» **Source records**

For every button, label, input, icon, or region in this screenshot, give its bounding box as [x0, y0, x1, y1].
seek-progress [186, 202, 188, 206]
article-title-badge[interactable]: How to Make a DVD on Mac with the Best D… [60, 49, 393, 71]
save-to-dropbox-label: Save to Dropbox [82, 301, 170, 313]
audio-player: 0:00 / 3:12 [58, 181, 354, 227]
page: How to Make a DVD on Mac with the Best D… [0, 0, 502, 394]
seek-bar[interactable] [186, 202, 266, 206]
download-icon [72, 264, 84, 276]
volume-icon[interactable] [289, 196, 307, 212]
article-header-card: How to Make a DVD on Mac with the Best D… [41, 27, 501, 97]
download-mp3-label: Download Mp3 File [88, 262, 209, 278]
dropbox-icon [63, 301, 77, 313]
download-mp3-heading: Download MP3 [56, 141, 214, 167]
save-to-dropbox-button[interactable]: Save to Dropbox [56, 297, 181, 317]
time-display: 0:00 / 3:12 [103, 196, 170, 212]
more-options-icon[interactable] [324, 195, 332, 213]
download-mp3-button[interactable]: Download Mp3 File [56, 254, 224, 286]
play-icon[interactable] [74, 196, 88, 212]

» **Work to do**
Reproduce every line of the material above, word for word.

» **Answer to this task**
For every button, label, input, icon, or region in this screenshot, give its bounding box as [x0, y0, x1, y1].
seek-progress [186, 202, 188, 206]
article-title-badge[interactable]: How to Make a DVD on Mac with the Best D… [60, 49, 393, 71]
save-to-dropbox-label: Save to Dropbox [82, 301, 170, 313]
audio-player: 0:00 / 3:12 [58, 181, 354, 227]
page: How to Make a DVD on Mac with the Best D… [0, 0, 502, 394]
seek-bar[interactable] [186, 202, 266, 206]
download-icon [72, 264, 84, 276]
volume-icon[interactable] [289, 196, 307, 212]
article-header-card: How to Make a DVD on Mac with the Best D… [41, 27, 501, 97]
download-mp3-label: Download Mp3 File [88, 262, 209, 278]
dropbox-icon [63, 301, 77, 313]
download-mp3-heading: Download MP3 [56, 141, 214, 167]
save-to-dropbox-button[interactable]: Save to Dropbox [56, 297, 181, 317]
time-display: 0:00 / 3:12 [103, 196, 170, 212]
more-options-icon[interactable] [324, 195, 332, 213]
download-mp3-button[interactable]: Download Mp3 File [56, 254, 224, 286]
play-icon[interactable] [74, 196, 88, 212]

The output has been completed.